Exercise inputs
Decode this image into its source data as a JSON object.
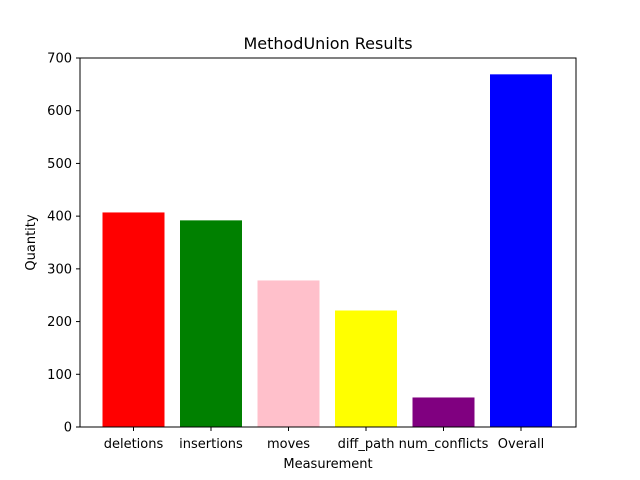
{
  "chart_data": {
    "type": "bar",
    "title": "MethodUnion Results",
    "xlabel": "Measurement",
    "ylabel": "Quantity",
    "categories": [
      "deletions",
      "insertions",
      "moves",
      "diff_path",
      "num_conflicts",
      "Overall"
    ],
    "values": [
      407,
      392,
      278,
      221,
      56,
      669
    ],
    "colors": [
      "#ff0000",
      "#008000",
      "#ffc0cb",
      "#ffff00",
      "#800080",
      "#0000ff"
    ],
    "ylim": [
      0,
      700
    ],
    "yticks": [
      0,
      100,
      200,
      300,
      400,
      500,
      600,
      700
    ],
    "grid": false,
    "legend": "none"
  }
}
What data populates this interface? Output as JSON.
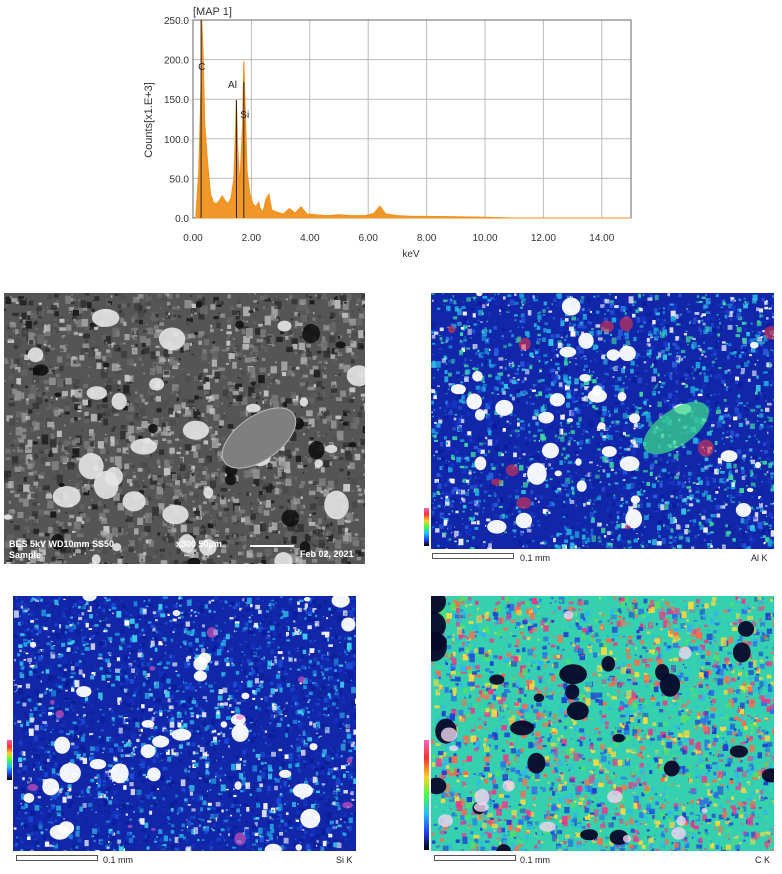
{
  "spectrum": {
    "header": "[MAP 1]",
    "ylabel": "Counts[x1.E+3]",
    "xlabel": "keV",
    "peak_labels": [
      "C",
      "Al",
      "Si"
    ]
  },
  "chart_data": {
    "type": "line",
    "title": "[MAP 1]",
    "xlabel": "keV",
    "ylabel": "Counts[x1.E+3]",
    "xlim": [
      0,
      15
    ],
    "ylim": [
      0,
      250
    ],
    "x_ticks": [
      "0.00",
      "2.00",
      "4.00",
      "6.00",
      "8.00",
      "10.00",
      "12.00",
      "14.00"
    ],
    "y_ticks": [
      "0.0",
      "50.0",
      "100.0",
      "150.0",
      "200.0",
      "250.0"
    ],
    "grid": true,
    "color": "#f0901c",
    "series": [
      {
        "x": [
          0.1,
          0.2,
          0.28,
          0.3,
          0.35,
          0.4,
          0.5,
          0.6,
          0.7,
          0.8,
          0.9,
          1.0,
          1.1,
          1.2,
          1.3,
          1.4,
          1.45,
          1.487,
          1.53,
          1.6,
          1.7,
          1.74,
          1.78,
          1.85,
          1.95,
          2.05,
          2.15,
          2.25,
          2.3,
          2.4,
          2.5,
          2.6,
          2.7,
          2.9,
          3.1,
          3.3,
          3.5,
          3.7,
          3.9,
          4.2,
          4.6,
          5.0,
          5.4,
          5.9,
          6.2,
          6.4,
          6.6,
          7.0,
          7.5,
          8.0,
          9.0,
          10.0,
          10.5,
          11.0,
          12.0,
          13.0,
          14.0,
          15.0
        ],
        "y": [
          3,
          60,
          175,
          250,
          205,
          120,
          70,
          30,
          20,
          18,
          22,
          28,
          22,
          18,
          25,
          50,
          100,
          150,
          90,
          40,
          120,
          198,
          150,
          60,
          30,
          18,
          14,
          20,
          12,
          8,
          24,
          30,
          10,
          7,
          5,
          12,
          6,
          14,
          5,
          4,
          3,
          4,
          3,
          3,
          6,
          15,
          5,
          3,
          2,
          2,
          1.5,
          1,
          0.5,
          0,
          0,
          0,
          0,
          0
        ]
      }
    ],
    "annotations": [
      "C",
      "Al",
      "Si"
    ]
  },
  "bse_panel": {
    "info_line1": "BES  5kV  WD10mm SS50",
    "info_line1_right": "x300    50µm",
    "info_line2": "Sample",
    "date": "Feb 02, 2021"
  },
  "maps": [
    {
      "id": "al",
      "element": "Al K",
      "scale": "0.1 mm"
    },
    {
      "id": "si",
      "element": "Si K",
      "scale": "0.1 mm"
    },
    {
      "id": "c",
      "element": "C K",
      "scale": "0.1 mm"
    }
  ],
  "colors": {
    "spectrum": "#f0901c",
    "map_low": "#0b1a9e",
    "map_mid": "#34c6e8",
    "map_high": "#ffffff"
  }
}
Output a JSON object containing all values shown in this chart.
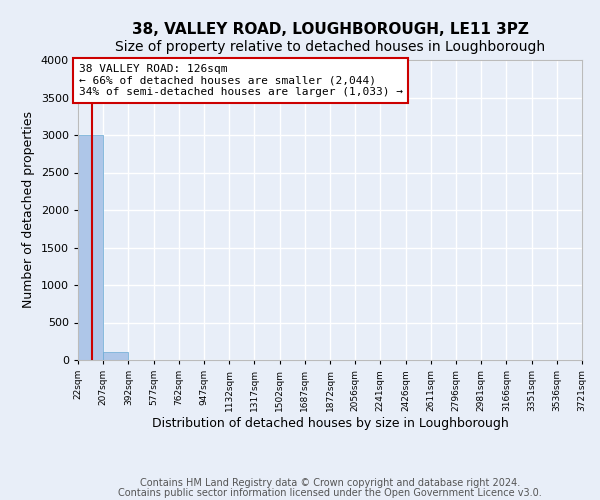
{
  "title": "38, VALLEY ROAD, LOUGHBOROUGH, LE11 3PZ",
  "subtitle": "Size of property relative to detached houses in Loughborough",
  "xlabel": "Distribution of detached houses by size in Loughborough",
  "ylabel": "Number of detached properties",
  "bin_edges": [
    22,
    207,
    392,
    577,
    762,
    947,
    1132,
    1317,
    1502,
    1687,
    1872,
    2056,
    2241,
    2426,
    2611,
    2796,
    2981,
    3166,
    3351,
    3536,
    3721
  ],
  "bar_heights": [
    3000,
    110,
    0,
    0,
    0,
    0,
    0,
    0,
    0,
    0,
    0,
    0,
    0,
    0,
    0,
    0,
    0,
    0,
    0,
    0
  ],
  "bar_color": "#aec6e8",
  "bar_edge_color": "#6aaad4",
  "background_color": "#e8eef8",
  "grid_color": "#ffffff",
  "vline_x": 126,
  "vline_color": "#cc0000",
  "annotation_line1": "38 VALLEY ROAD: 126sqm",
  "annotation_line2": "← 66% of detached houses are smaller (2,044)",
  "annotation_line3": "34% of semi-detached houses are larger (1,033) →",
  "annotation_box_color": "#ffffff",
  "annotation_border_color": "#cc0000",
  "ylim": [
    0,
    4000
  ],
  "yticks": [
    0,
    500,
    1000,
    1500,
    2000,
    2500,
    3000,
    3500,
    4000
  ],
  "footer_line1": "Contains HM Land Registry data © Crown copyright and database right 2024.",
  "footer_line2": "Contains public sector information licensed under the Open Government Licence v3.0.",
  "title_fontsize": 11,
  "subtitle_fontsize": 10,
  "xlabel_fontsize": 9,
  "ylabel_fontsize": 9,
  "annotation_fontsize": 8,
  "footer_fontsize": 7
}
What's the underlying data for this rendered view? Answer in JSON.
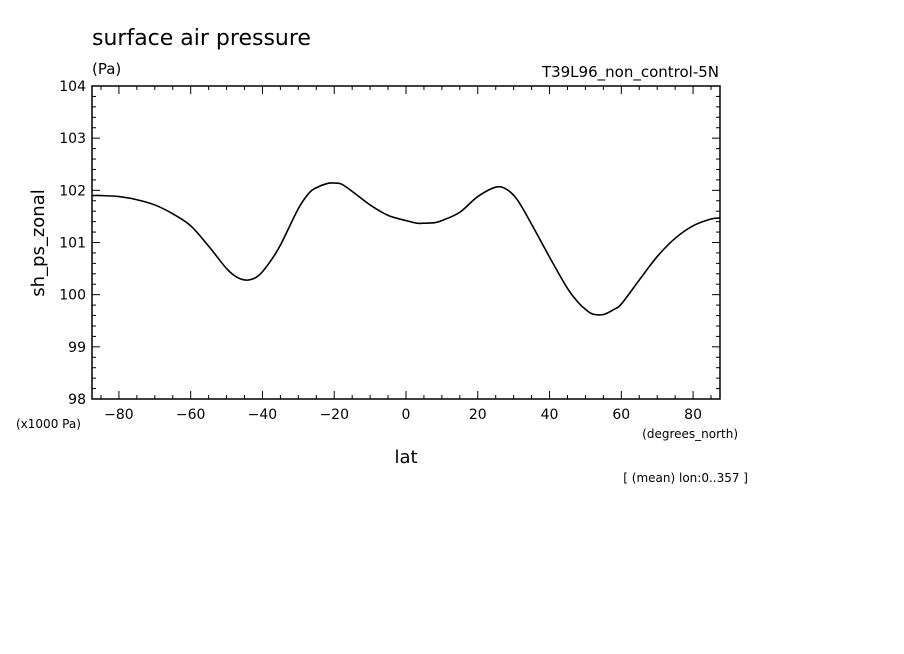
{
  "chart_data": {
    "type": "line",
    "title": "surface air pressure",
    "units": "(Pa)",
    "run_label": "T39L96_non_control-5N",
    "xlabel": "lat",
    "xunits": "(degrees_north)",
    "ylabel": "sh_ps_zonal",
    "yunits": "(x1000 Pa)",
    "averaging_note": "[ (mean) lon:0..357 ]",
    "xlim": [
      -87.5,
      87.5
    ],
    "ylim": [
      98,
      104
    ],
    "xticks": [
      -80,
      -60,
      -40,
      -20,
      0,
      20,
      40,
      60,
      80
    ],
    "yticks": [
      98,
      99,
      100,
      101,
      102,
      103,
      104
    ],
    "grid": false,
    "legend": "none",
    "series": [
      {
        "color": "#000000",
        "x": [
          -87.5,
          -85,
          -80,
          -75,
          -70,
          -65,
          -60,
          -55,
          -50,
          -47,
          -44,
          -41,
          -38,
          -35,
          -30,
          -27,
          -25,
          -22,
          -20,
          -18,
          -15,
          -10,
          -5,
          0,
          3,
          5,
          8,
          10,
          15,
          20,
          25,
          28,
          31,
          35,
          40,
          45,
          48,
          50,
          52,
          55,
          58,
          60,
          65,
          70,
          75,
          80,
          85,
          87.5
        ],
        "y": [
          101.9,
          101.9,
          101.88,
          101.82,
          101.72,
          101.55,
          101.32,
          100.93,
          100.5,
          100.33,
          100.28,
          100.37,
          100.62,
          100.95,
          101.65,
          101.95,
          102.05,
          102.13,
          102.14,
          102.12,
          101.98,
          101.72,
          101.52,
          101.42,
          101.37,
          101.37,
          101.38,
          101.42,
          101.58,
          101.88,
          102.06,
          102.02,
          101.82,
          101.35,
          100.72,
          100.12,
          99.85,
          99.72,
          99.63,
          99.62,
          99.72,
          99.82,
          100.28,
          100.73,
          101.08,
          101.32,
          101.45,
          101.47
        ]
      }
    ]
  }
}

Stated goal
Say how many lines contain the string "ffffff", giving nothing but the count.

Correct answer
3